== Exercise details ==
Count the lines below that contain "technical". Give only the number.
## START Supplied records
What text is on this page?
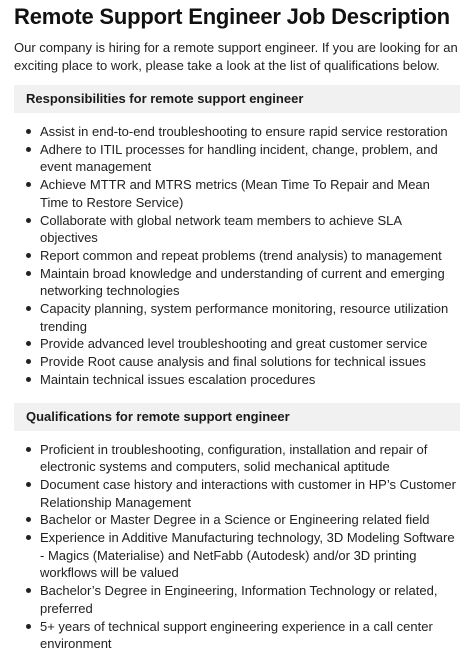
Remote Support Engineer Job Description

Our company is hiring for a remote support engineer. If you are looking for an exciting place to work, please take a look at the list of qualifications below.

Responsibilities for remote support engineer
Assist in end-to-end troubleshooting to ensure rapid service restoration
Adhere to ITIL processes for handling incident, change, problem, and event management
Achieve MTTR and MTRS metrics (Mean Time To Repair and Mean Time to Restore Service)
Collaborate with global network team members to achieve SLA objectives
Report common and repeat problems (trend analysis) to management
Maintain broad knowledge and understanding of current and emerging networking technologies
Capacity planning, system performance monitoring, resource utilization trending
Provide advanced level troubleshooting and great customer service
Provide Root cause analysis and final solutions for technical issues
Maintain technical issues escalation procedures
Qualifications for remote support engineer
Proficient in troubleshooting, configuration, installation and repair of electronic systems and computers, solid mechanical aptitude
Document case history and interactions with customer in HP’s Customer Relationship Management
Bachelor or Master Degree in a Science or Engineering related field
Experience in Additive Manufacturing technology, 3D Modeling Software - Magics (Materialise) and NetFabb (Autodesk) and/or 3D printing workflows will be valued
Bachelor’s Degree in Engineering, Information Technology or related, preferred
5+ years of technical support engineering experience in a call center environment
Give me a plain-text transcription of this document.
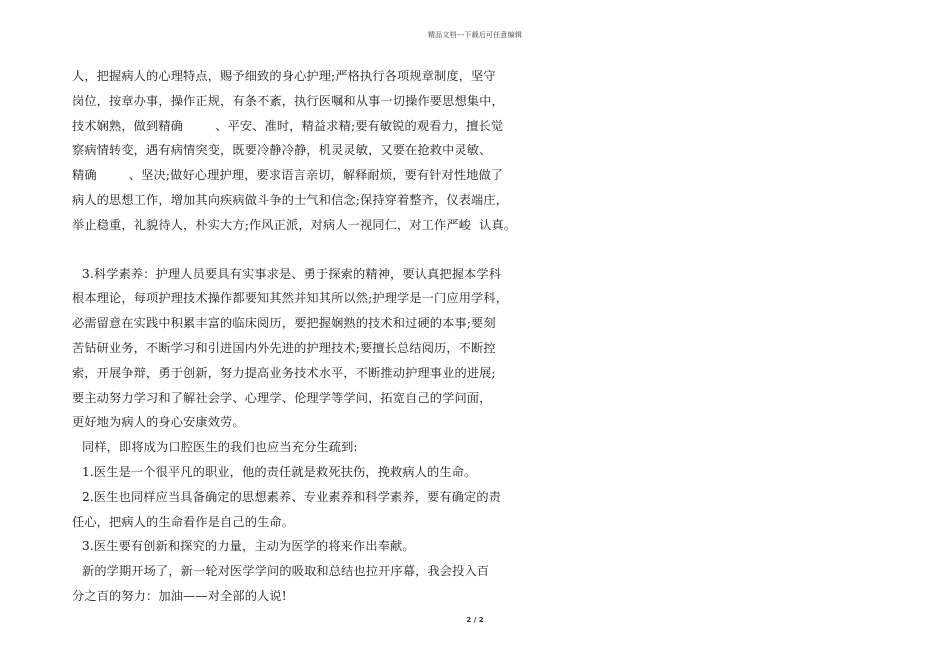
精品文档---下载后可任意编辑
人，把握病人的心理特点，赐予细致的身心护理;严格执行各项规章制度，坚守
岗位，按章办事，操作正规，有条不紊，执行医嘱和从事一切操作要思想集中，
技术娴熟，做到精确        、平安、准时，精益求精;要有敏锐的观看力，擅长觉
察病情转变，遇有病情突变，既要冷静冷静，机灵灵敏，又要在抢救中灵敏、
精确        、坚决;做好心理护理，要求语言亲切，解释耐烦，要有针对性地做了
病人的思想工作，增加其向疾病做斗争的士气和信念;保持穿着整齐，仪表端庄，
举止稳重，礼貌待人，朴实大方;作风正派，对病人一视同仁，对工作严峻  认真。
3.科学素养：护理人员要具有实事求是、勇于探索的精神，要认真把握本学科
根本理论，每项护理技术操作都要知其然并知其所以然;护理学是一门应用学科，
必需留意在实践中积累丰富的临床阅历，要把握娴熟的技术和过硬的本事;要刻
苦钻研业务，不断学习和引进国内外先进的护理技术;要擅长总结阅历，不断控
索，开展争辩，勇于创新，努力提高业务技术水平，不断推动护理事业的进展;
要主动努力学习和了解社会学、心理学、伦理学等学问，拓宽自己的学问面，
更好地为病人的身心安康效劳。
同样，即将成为口腔医生的我们也应当充分生疏到:
1.医生是一个很平凡的职业，他的责任就是救死扶伤，挽救病人的生命。
2.医生也同样应当具备确定的思想素养、专业素养和科学素养，要有确定的责
任心，把病人的生命看作是自己的生命。
3.医生要有创新和探究的力量，主动为医学的将来作出奉献。
新的学期开场了，新一轮对医学学问的吸取和总结也拉开序幕，我会投入百
分之百的努力：加油——对全部的人说!
2 / 2
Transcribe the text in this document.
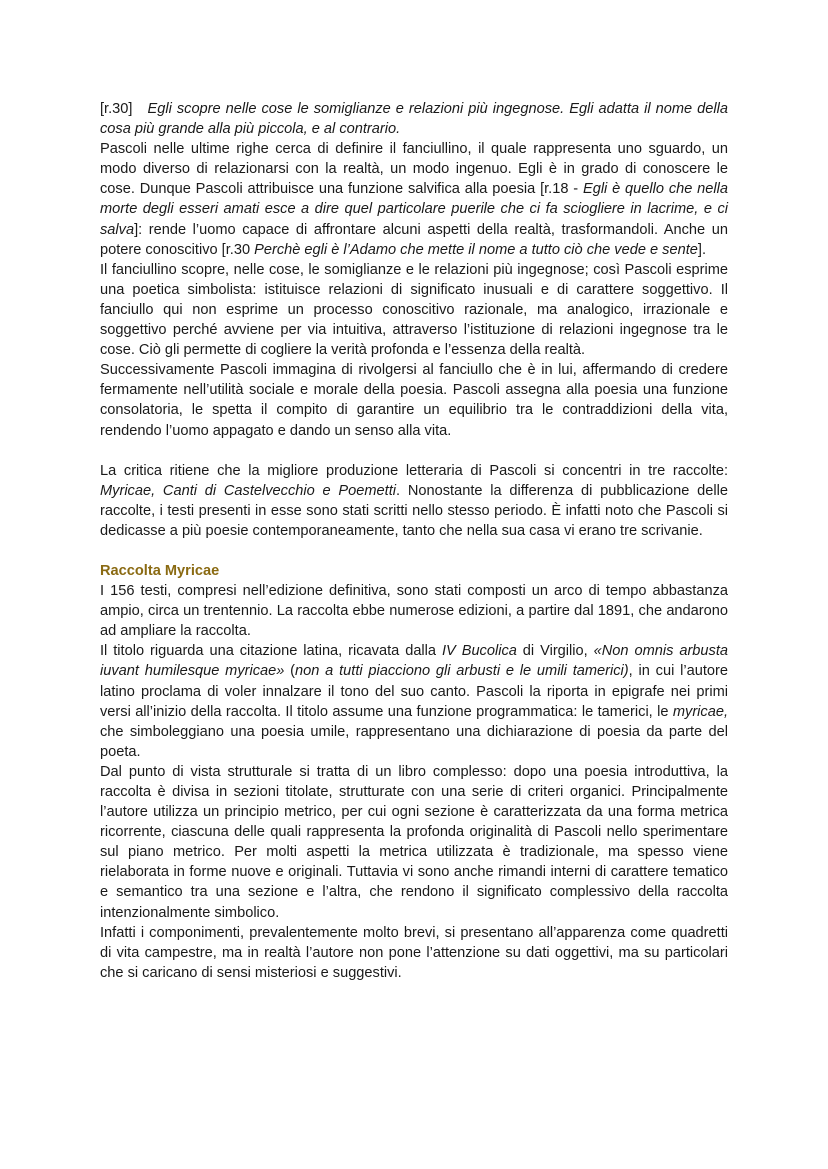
[r.30] Egli scopre nelle cose le somiglianze e relazioni più ingegnose. Egli adatta il nome della cosa più grande alla più piccola, e al contrario.

Pascoli nelle ultime righe cerca di definire il fanciullino, il quale rappresenta uno sguardo, un modo diverso di relazionarsi con la realtà, un modo ingenuo. Egli è in grado di conoscere le cose. Dunque Pascoli attribuisce una funzione salvifica alla poesia [r.18 - Egli è quello che nella morte degli esseri amati esce a dire quel particolare puerile che ci fa sciogliere in lacrime, e ci salva]: rende l’uomo capace di affrontare alcuni aspetti della realtà, trasformandoli. Anche un potere conoscitivo [r.30 Perchè egli è l’Adamo che mette il nome a tutto ciò che vede e sente].

Il fanciullino scopre, nelle cose, le somiglianze e le relazioni più ingegnose; così Pascoli esprime una poetica simbolista: istituisce relazioni di significato inusuali e di carattere soggettivo. Il fanciullo qui non esprime un processo conoscitivo razionale, ma analogico, irrazionale e soggettivo perché avviene per via intuitiva, attraverso l’istituzione di relazioni ingegnose tra le cose. Ciò gli permette di cogliere la verità profonda e l’essenza della realtà.

Successivamente Pascoli immagina di rivolgersi al fanciullo che è in lui, affermando di credere fermamente nell’utilità sociale e morale della poesia. Pascoli assegna alla poesia una funzione consolatoria, le spetta il compito di garantire un equilibrio tra le contraddizioni della vita, rendendo l’uomo appagato e dando un senso alla vita.

La critica ritiene che la migliore produzione letteraria di Pascoli si concentri in tre raccolte: Myricae, Canti di Castelvecchio e Poemetti. Nonostante la differenza di pubblicazione delle raccolte, i testi presenti in esse sono stati scritti nello stesso periodo. È infatti noto che Pascoli si dedicasse a più poesie contemporaneamente, tanto che nella sua casa vi erano tre scrivanie.

Raccolta Myricae

I 156 testi, compresi nell’edizione definitiva, sono stati composti un arco di tempo abbastanza ampio, circa un trentennio. La raccolta ebbe numerose edizioni, a partire dal 1891, che andarono ad ampliare la raccolta.

Il titolo riguarda una citazione latina, ricavata dalla IV Bucolica di Virgilio, «Non omnis arbusta iuvant humilesque myricae» (non a tutti piacciono gli arbusti e le umili tamerici), in cui l’autore latino proclama di voler innalzare il tono del suo canto. Pascoli la riporta in epigrafe nei primi versi all’inizio della raccolta. Il titolo assume una funzione programmatica: le tamerici, le myricae, che simboleggiano una poesia umile, rappresentano una dichiarazione di poesia da parte del poeta.

Dal punto di vista strutturale si tratta di un libro complesso: dopo una poesia introduttiva, la raccolta è divisa in sezioni titolate, strutturate con una serie di criteri organici. Principalmente l’autore utilizza un principio metrico, per cui ogni sezione è caratterizzata da una forma metrica ricorrente, ciascuna delle quali rappresenta la profonda originalità di Pascoli nello sperimentare sul piano metrico. Per molti aspetti la metrica utilizzata è tradizionale, ma spesso viene rielaborata in forme nuove e originali. Tuttavia vi sono anche rimandi interni di carattere tematico e semantico tra una sezione e l’altra, che rendono il significato complessivo della raccolta intenzionalmente simbolico.

Infatti i componimenti, prevalentemente molto brevi, si presentano all’apparenza come quadretti di vita campestre, ma in realtà l’autore non pone l’attenzione su dati oggettivi, ma su particolari che si caricano di sensi misteriosi e suggestivi.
## END Supplied records
== Written answer ==
3